-- start of DATA SUPPLIED --

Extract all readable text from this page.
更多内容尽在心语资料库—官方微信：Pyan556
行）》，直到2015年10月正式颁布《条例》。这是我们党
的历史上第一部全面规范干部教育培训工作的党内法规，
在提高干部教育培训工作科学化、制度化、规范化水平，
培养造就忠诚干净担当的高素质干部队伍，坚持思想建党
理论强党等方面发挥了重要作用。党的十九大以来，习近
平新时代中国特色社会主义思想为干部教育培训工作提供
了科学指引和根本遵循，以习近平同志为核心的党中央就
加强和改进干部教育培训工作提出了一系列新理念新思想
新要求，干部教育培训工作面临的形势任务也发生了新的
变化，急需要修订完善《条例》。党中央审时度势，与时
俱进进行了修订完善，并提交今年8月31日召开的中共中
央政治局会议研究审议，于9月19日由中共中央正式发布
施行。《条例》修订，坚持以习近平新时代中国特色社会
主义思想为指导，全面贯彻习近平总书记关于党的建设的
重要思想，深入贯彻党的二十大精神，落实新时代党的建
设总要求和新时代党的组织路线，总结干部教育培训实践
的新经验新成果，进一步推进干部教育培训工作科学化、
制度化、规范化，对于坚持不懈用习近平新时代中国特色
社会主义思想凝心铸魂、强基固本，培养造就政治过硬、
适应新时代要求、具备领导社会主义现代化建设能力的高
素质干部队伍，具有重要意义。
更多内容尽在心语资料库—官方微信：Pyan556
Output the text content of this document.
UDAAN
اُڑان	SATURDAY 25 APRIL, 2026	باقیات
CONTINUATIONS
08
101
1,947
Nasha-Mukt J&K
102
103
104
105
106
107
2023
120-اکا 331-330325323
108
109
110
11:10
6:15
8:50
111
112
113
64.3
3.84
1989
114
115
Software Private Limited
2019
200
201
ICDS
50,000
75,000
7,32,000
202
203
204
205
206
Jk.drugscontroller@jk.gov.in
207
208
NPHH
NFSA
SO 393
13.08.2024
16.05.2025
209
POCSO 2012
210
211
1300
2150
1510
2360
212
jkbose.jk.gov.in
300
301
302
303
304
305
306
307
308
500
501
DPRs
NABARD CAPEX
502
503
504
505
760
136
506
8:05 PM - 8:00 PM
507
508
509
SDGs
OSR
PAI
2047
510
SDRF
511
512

-- end of DATA SUPPLIED --

Return all of the above records exactly, leaving no line out.

Extract all readable text from this page.
更多内容尽在心语资料库—官方微信：Pyan556
行）》，直到2015年10月正式颁布《条例》。这是我们党
的历史上第一部全面规范干部教育培训工作的党内法规，
在提高干部教育培训工作科学化、制度化、规范化水平，
培养造就忠诚干净担当的高素质干部队伍，坚持思想建党
理论强党等方面发挥了重要作用。党的十九大以来，习近
平新时代中国特色社会主义思想为干部教育培训工作提供
了科学指引和根本遵循，以习近平同志为核心的党中央就
加强和改进干部教育培训工作提出了一系列新理念新思想
新要求，干部教育培训工作面临的形势任务也发生了新的
变化，急需要修订完善《条例》。党中央审时度势，与时
俱进进行了修订完善，并提交今年8月31日召开的中共中
央政治局会议研究审议，于9月19日由中共中央正式发布
施行。《条例》修订，坚持以习近平新时代中国特色社会
主义思想为指导，全面贯彻习近平总书记关于党的建设的
重要思想，深入贯彻党的二十大精神，落实新时代党的建
设总要求和新时代党的组织路线，总结干部教育培训实践
的新经验新成果，进一步推进干部教育培训工作科学化、
制度化、规范化，对于坚持不懈用习近平新时代中国特色
社会主义思想凝心铸魂、强基固本，培养造就政治过硬、
适应新时代要求、具备领导社会主义现代化建设能力的高
素质干部队伍，具有重要意义。
更多内容尽在心语资料库—官方微信：Pyan556
Output the text content of this document.
UDAAN
اُڑان	SATURDAY 25 APRIL, 2026	باقیات
CONTINUATIONS
08
101
1,947
Nasha-Mukt J&K
102
103
104
105
106
107
2023
120-اکا 331-330325323
108
109
110
11:10
6:15
8:50
111
112
113
64.3
3.84
1989
114
115
Software Private Limited
2019
200
201
ICDS
50,000
75,000
7,32,000
202
203
204
205
206
Jk.drugscontroller@jk.gov.in
207
208
NPHH
NFSA
SO 393
13.08.2024
16.05.2025
209
POCSO 2012
210
211
1300
2150
1510
2360
212
jkbose.jk.gov.in
300
301
302
303
304
305
306
307
308
500
501
DPRs
NABARD CAPEX
502
503
504
505
760
136
506
8:05 PM - 8:00 PM
507
508
509
SDGs
OSR
PAI
2047
510
SDRF
511
512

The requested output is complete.